[What is needed]
Without the pictures, set down every line of the data exactly.
□ □ □ □ □
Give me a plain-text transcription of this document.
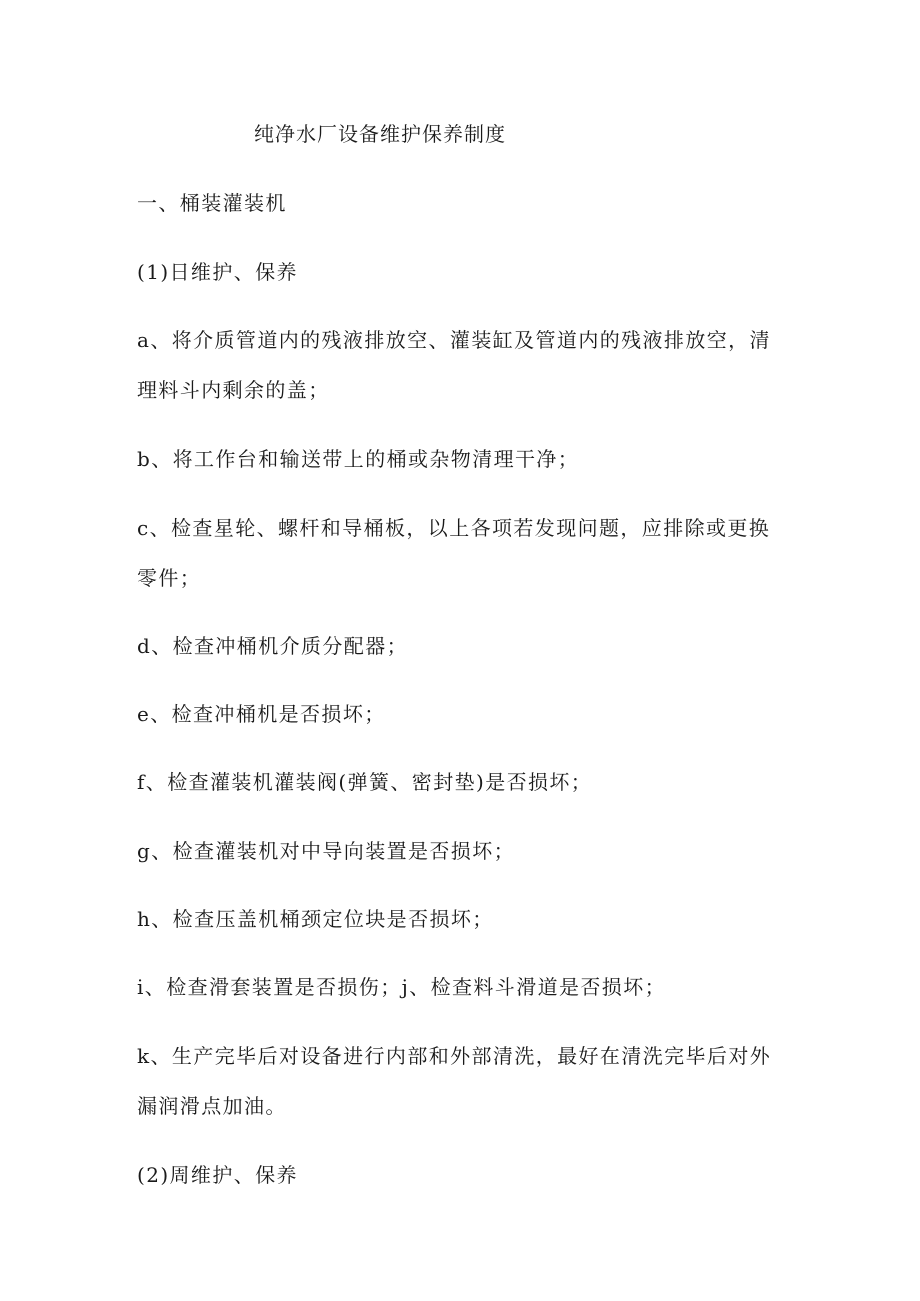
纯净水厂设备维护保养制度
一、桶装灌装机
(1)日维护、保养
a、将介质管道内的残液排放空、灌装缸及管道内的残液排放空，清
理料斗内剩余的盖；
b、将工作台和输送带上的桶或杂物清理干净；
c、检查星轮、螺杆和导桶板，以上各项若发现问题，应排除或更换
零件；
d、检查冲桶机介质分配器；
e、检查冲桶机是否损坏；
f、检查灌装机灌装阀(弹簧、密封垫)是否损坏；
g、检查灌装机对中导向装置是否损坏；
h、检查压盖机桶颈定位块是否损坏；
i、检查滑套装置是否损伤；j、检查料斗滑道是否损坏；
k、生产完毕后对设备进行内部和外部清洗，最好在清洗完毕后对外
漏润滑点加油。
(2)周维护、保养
□ □ □ □ □
[Response to this exercise]
Give me a plain-text transcription of this document.
纯净水厂设备维护保养制度
一、桶装灌装机
(1)日维护、保养
a、将介质管道内的残液排放空、灌装缸及管道内的残液排放空，清
理料斗内剩余的盖；
b、将工作台和输送带上的桶或杂物清理干净；
c、检查星轮、螺杆和导桶板，以上各项若发现问题，应排除或更换
零件；
d、检查冲桶机介质分配器；
e、检查冲桶机是否损坏；
f、检查灌装机灌装阀(弹簧、密封垫)是否损坏；
g、检查灌装机对中导向装置是否损坏；
h、检查压盖机桶颈定位块是否损坏；
i、检查滑套装置是否损伤；j、检查料斗滑道是否损坏；
k、生产完毕后对设备进行内部和外部清洗，最好在清洗完毕后对外
漏润滑点加油。
(2)周维护、保养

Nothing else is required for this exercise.